-- Begin DATASET --

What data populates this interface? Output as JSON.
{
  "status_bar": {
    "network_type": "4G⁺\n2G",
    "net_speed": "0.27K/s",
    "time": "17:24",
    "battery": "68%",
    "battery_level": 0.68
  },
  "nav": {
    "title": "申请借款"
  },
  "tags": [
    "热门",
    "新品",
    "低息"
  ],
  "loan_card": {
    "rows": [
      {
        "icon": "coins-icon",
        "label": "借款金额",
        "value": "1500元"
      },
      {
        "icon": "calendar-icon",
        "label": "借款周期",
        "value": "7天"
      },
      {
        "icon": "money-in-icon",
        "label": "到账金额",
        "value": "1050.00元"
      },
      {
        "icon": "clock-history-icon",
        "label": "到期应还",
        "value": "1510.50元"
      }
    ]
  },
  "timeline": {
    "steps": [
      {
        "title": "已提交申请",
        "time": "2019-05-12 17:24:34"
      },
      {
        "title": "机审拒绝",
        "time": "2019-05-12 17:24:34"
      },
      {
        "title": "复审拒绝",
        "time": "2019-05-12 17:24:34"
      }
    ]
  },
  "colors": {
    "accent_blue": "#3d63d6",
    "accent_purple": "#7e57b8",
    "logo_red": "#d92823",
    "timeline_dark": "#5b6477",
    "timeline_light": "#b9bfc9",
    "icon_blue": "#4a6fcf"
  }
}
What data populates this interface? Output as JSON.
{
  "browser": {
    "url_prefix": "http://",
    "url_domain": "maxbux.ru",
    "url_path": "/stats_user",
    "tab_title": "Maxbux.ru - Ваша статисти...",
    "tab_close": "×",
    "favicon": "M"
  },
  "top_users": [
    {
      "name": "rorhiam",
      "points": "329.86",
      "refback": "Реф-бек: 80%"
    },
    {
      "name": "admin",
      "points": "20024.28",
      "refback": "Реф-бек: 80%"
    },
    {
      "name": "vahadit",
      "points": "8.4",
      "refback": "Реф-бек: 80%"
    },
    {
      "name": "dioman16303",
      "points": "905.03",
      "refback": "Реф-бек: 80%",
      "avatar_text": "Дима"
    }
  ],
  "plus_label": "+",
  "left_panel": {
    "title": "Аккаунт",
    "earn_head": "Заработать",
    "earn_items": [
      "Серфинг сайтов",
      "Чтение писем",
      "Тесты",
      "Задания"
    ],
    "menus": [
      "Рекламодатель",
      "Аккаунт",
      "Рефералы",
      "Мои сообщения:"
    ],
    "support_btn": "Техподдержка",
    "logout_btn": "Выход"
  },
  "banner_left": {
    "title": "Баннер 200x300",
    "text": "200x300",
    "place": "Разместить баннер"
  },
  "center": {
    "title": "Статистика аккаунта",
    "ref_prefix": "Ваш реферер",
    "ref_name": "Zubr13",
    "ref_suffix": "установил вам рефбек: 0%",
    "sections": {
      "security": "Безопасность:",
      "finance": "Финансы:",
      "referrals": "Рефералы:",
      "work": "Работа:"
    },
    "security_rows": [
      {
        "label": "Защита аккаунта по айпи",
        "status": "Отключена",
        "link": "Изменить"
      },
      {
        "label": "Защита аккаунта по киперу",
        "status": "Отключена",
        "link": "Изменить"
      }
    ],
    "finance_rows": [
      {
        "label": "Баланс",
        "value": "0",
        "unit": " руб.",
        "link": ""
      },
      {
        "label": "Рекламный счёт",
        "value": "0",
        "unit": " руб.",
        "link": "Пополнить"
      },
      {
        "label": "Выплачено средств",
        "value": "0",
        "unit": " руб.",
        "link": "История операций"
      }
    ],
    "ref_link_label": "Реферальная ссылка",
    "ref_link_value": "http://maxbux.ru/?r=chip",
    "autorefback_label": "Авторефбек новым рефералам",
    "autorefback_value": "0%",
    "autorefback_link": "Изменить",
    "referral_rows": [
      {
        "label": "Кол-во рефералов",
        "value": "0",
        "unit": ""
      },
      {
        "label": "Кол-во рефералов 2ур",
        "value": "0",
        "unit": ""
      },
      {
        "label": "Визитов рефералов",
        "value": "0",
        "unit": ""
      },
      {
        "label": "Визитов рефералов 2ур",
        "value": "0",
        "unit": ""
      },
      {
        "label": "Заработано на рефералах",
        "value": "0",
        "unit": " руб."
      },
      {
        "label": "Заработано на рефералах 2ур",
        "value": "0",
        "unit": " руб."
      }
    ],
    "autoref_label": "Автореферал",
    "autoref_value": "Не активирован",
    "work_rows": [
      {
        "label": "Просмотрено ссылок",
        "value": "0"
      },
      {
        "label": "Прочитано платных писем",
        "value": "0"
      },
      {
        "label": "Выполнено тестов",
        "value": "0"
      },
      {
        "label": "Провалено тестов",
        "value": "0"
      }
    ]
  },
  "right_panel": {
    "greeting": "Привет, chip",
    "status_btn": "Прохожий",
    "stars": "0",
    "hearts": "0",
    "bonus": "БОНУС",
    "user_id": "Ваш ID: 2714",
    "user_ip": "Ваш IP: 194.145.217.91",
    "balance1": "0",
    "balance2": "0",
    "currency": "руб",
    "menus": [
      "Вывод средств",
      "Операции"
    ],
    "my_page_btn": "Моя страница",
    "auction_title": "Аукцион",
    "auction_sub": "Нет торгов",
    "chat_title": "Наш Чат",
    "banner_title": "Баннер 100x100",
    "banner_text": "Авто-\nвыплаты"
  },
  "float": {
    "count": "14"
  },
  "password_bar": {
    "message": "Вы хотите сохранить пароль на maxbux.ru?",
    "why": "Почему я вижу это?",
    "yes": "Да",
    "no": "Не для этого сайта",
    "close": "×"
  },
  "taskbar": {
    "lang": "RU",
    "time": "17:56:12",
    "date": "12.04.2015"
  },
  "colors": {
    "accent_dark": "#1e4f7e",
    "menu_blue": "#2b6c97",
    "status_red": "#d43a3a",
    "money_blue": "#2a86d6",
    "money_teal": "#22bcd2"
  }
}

-- End DATASET --

Select every line in the material above where the string "тестов" occurs, and copy it.

        "label": "Выполнено тестов",
        "label": "Провалено тестов",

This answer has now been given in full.